Incidence of HL is increased 10-fold in same-sex siblings and by as much as 100-fold in identical twins. This observation implies genetic factors in the etiology.

  • Chromosomal abnormalities are common in lymphomas.

  • Aneuploidy occurs in HL, and translocations and deletions mark NHL, such as the C-MYC translocation of Burkitt lymphoma and the BCL2 translocation found in most follicular lymphomas.

Infectious agents implicated in the pathogenesis of some lymphomas include EBV, HIV-1 (aggressive NHL occurs in 10-30% of patients with AIDS), H pylori, human T-cell lymphotropic virus-1 (HTLV-1), hepatitis B and C viruses, human herpes virus 8, Borrelia burgdorferi, Chlamydia psittaci, and Campylobacter jejuni.

Chronic inflammation increases the risk of lymphoma, such as a MALT lymphoma arising in the salivary gland in a patient with Sjögren syndrome.

  • Hashimoto disease increases a patient's risk for thyroid lymphoma, usually aggressive NHL, about 70-fold.

  • In general, patients with autoimmune diseases, such as rheumatoid arthritis, have an increased risk for lymphoma.

Immunosuppressive medications, such as those used following organ allotransplantation, increase the risk of EBV-associated NHL. A percentage of these lymphomas regress spontaneously when the immunosuppressive medication is discontinued.

Farming, welding, and work in the lumber industry are associated with an increased risk of lymphoma.

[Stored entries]
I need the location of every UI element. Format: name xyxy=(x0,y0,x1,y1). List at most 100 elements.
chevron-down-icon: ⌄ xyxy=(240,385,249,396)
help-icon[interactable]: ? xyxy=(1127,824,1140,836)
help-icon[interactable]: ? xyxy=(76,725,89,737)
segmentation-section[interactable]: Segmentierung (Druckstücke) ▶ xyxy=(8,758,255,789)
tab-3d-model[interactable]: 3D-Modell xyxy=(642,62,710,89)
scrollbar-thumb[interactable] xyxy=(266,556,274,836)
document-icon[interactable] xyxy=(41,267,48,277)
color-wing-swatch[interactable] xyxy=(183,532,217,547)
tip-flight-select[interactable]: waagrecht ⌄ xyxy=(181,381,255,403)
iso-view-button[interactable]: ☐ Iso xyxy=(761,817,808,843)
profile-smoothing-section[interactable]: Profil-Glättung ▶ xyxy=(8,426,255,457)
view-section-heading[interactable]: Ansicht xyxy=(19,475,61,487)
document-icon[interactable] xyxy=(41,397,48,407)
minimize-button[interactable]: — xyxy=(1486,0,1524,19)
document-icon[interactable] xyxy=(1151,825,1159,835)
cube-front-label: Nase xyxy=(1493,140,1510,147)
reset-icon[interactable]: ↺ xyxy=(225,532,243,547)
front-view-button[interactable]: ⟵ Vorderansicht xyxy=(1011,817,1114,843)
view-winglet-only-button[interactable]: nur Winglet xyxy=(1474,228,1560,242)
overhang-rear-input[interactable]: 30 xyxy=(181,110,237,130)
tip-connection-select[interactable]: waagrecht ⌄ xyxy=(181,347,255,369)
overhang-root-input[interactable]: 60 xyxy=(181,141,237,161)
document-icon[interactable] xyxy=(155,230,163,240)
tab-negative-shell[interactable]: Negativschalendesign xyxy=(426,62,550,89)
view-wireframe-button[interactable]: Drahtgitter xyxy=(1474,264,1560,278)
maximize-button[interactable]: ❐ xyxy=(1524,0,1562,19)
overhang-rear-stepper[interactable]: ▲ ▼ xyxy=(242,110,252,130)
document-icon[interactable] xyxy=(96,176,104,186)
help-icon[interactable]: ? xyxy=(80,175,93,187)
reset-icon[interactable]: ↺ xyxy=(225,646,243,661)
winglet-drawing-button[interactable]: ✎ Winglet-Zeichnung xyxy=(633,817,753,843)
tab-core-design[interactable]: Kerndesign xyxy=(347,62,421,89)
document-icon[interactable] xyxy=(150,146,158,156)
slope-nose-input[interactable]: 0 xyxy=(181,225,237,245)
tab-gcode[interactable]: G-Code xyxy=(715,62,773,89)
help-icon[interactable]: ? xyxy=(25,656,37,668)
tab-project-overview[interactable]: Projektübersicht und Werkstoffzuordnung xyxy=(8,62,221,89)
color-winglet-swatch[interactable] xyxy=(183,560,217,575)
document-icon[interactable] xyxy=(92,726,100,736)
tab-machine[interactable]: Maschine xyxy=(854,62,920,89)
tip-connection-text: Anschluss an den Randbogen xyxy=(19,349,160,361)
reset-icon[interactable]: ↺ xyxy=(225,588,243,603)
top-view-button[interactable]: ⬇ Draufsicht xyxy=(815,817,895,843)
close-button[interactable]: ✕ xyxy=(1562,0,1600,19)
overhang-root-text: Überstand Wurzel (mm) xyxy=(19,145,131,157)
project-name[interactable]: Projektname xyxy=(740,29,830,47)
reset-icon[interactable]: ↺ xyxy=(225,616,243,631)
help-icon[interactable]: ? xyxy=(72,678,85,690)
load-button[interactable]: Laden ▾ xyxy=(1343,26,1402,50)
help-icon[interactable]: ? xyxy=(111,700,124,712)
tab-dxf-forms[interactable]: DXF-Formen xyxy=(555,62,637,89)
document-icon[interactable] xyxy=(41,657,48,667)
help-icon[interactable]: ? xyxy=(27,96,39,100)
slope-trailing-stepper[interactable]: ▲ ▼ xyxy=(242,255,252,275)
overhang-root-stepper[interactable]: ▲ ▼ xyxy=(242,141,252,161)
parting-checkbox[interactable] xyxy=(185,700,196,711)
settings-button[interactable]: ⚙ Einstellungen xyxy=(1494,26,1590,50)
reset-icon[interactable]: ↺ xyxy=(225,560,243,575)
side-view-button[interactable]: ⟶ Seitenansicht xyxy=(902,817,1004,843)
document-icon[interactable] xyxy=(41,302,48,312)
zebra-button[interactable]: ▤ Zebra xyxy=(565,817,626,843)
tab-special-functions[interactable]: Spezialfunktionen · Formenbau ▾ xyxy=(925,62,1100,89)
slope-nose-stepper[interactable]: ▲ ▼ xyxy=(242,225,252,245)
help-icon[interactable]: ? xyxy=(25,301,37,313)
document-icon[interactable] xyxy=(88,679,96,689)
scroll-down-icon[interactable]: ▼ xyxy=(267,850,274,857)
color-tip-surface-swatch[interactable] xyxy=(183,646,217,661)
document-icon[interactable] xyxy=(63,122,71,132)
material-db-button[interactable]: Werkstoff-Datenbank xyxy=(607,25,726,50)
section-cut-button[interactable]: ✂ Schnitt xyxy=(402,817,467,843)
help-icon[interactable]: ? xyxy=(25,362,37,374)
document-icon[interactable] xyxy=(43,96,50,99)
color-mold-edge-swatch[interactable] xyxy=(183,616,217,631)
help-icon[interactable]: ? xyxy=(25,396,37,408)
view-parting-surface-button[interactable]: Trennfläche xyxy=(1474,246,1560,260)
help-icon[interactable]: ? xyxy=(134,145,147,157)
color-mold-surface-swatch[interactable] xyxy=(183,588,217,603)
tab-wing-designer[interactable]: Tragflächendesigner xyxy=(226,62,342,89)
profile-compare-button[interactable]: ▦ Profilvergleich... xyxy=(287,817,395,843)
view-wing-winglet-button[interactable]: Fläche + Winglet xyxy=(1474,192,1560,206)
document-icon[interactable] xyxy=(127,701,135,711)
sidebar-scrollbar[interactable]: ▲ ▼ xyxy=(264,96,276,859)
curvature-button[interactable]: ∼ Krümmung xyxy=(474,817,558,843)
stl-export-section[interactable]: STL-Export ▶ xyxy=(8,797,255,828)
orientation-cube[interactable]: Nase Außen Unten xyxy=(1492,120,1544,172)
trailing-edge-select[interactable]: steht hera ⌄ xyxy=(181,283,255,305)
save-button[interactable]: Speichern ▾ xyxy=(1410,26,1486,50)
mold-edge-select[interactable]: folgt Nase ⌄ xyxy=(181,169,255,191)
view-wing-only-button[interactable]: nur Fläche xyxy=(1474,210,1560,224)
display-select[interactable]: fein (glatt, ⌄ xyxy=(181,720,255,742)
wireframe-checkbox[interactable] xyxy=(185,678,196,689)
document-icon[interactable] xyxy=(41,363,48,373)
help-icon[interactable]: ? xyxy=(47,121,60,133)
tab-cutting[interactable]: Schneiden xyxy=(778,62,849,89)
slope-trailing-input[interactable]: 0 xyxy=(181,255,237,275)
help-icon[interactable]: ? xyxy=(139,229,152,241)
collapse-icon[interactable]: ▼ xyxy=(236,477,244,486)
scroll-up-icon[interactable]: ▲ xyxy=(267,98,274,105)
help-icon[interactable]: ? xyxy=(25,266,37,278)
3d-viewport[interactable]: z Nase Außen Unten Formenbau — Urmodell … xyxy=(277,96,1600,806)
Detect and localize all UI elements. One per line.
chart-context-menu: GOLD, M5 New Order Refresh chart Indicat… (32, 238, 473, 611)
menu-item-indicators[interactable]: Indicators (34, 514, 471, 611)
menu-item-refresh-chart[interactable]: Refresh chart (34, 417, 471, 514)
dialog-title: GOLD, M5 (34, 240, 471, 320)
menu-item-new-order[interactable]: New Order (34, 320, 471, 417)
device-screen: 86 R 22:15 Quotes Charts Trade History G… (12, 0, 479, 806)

# WHAT THE EXERCISE ASKS:
According to the passage on lymphoma risk factors, by how much does Hashimoto disease increase a patient's risk for thyroid lymphoma?

# ANSWER TO THE PROBLEM:
About 70-fold.